### MATERIAL

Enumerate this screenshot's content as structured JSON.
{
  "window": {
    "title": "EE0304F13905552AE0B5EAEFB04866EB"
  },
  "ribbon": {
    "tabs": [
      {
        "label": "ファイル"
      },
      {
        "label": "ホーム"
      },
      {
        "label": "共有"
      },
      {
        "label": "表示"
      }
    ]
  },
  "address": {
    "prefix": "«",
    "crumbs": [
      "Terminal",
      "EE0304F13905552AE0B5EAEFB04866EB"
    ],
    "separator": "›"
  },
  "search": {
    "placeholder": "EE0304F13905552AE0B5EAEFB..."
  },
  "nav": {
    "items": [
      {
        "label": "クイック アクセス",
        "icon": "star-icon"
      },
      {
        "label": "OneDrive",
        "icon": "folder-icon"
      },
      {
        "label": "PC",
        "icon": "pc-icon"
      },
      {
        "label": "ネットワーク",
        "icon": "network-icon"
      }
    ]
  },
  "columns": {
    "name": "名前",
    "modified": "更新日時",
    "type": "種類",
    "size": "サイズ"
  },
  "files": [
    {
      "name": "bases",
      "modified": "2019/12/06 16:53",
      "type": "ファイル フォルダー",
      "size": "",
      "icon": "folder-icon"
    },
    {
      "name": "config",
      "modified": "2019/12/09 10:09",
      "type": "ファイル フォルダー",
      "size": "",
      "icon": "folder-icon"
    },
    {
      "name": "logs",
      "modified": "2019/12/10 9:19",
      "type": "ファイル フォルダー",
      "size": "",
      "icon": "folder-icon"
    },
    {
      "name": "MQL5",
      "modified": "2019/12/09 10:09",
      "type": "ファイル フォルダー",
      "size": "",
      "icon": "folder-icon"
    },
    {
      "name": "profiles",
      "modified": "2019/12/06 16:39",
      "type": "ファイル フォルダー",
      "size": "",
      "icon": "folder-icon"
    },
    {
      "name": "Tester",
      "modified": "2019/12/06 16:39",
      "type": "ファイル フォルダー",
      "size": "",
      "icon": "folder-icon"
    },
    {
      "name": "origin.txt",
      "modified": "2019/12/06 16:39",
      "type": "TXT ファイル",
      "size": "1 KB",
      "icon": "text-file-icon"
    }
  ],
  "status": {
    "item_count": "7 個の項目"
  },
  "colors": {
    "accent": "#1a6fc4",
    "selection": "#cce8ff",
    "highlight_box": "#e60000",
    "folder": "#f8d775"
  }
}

### TASK TO COMPLETE
Each entry above is to be printed again exactly.

### SOLUTION FOR THIS EXERCISE
Enumerate this screenshot's content as structured JSON.
{
  "window": {
    "title": "EE0304F13905552AE0B5EAEFB04866EB"
  },
  "ribbon": {
    "tabs": [
      {
        "label": "ファイル"
      },
      {
        "label": "ホーム"
      },
      {
        "label": "共有"
      },
      {
        "label": "表示"
      }
    ]
  },
  "address": {
    "prefix": "«",
    "crumbs": [
      "Terminal",
      "EE0304F13905552AE0B5EAEFB04866EB"
    ],
    "separator": "›"
  },
  "search": {
    "placeholder": "EE0304F13905552AE0B5EAEFB..."
  },
  "nav": {
    "items": [
      {
        "label": "クイック アクセス",
        "icon": "star-icon"
      },
      {
        "label": "OneDrive",
        "icon": "folder-icon"
      },
      {
        "label": "PC",
        "icon": "pc-icon"
      },
      {
        "label": "ネットワーク",
        "icon": "network-icon"
      }
    ]
  },
  "columns": {
    "name": "名前",
    "modified": "更新日時",
    "type": "種類",
    "size": "サイズ"
  },
  "files": [
    {
      "name": "bases",
      "modified": "2019/12/06 16:53",
      "type": "ファイル フォルダー",
      "size": "",
      "icon": "folder-icon"
    },
    {
      "name": "config",
      "modified": "2019/12/09 10:09",
      "type": "ファイル フォルダー",
      "size": "",
      "icon": "folder-icon"
    },
    {
      "name": "logs",
      "modified": "2019/12/10 9:19",
      "type": "ファイル フォルダー",
      "size": "",
      "icon": "folder-icon"
    },
    {
      "name": "MQL5",
      "modified": "2019/12/09 10:09",
      "type": "ファイル フォルダー",
      "size": "",
      "icon": "folder-icon"
    },
    {
      "name": "profiles",
      "modified": "2019/12/06 16:39",
      "type": "ファイル フォルダー",
      "size": "",
      "icon": "folder-icon"
    },
    {
      "name": "Tester",
      "modified": "2019/12/06 16:39",
      "type": "ファイル フォルダー",
      "size": "",
      "icon": "folder-icon"
    },
    {
      "name": "origin.txt",
      "modified": "2019/12/06 16:39",
      "type": "TXT ファイル",
      "size": "1 KB",
      "icon": "text-file-icon"
    }
  ],
  "status": {
    "item_count": "7 個の項目"
  },
  "colors": {
    "accent": "#1a6fc4",
    "selection": "#cce8ff",
    "highlight_box": "#e60000",
    "folder": "#f8d775"
  }
}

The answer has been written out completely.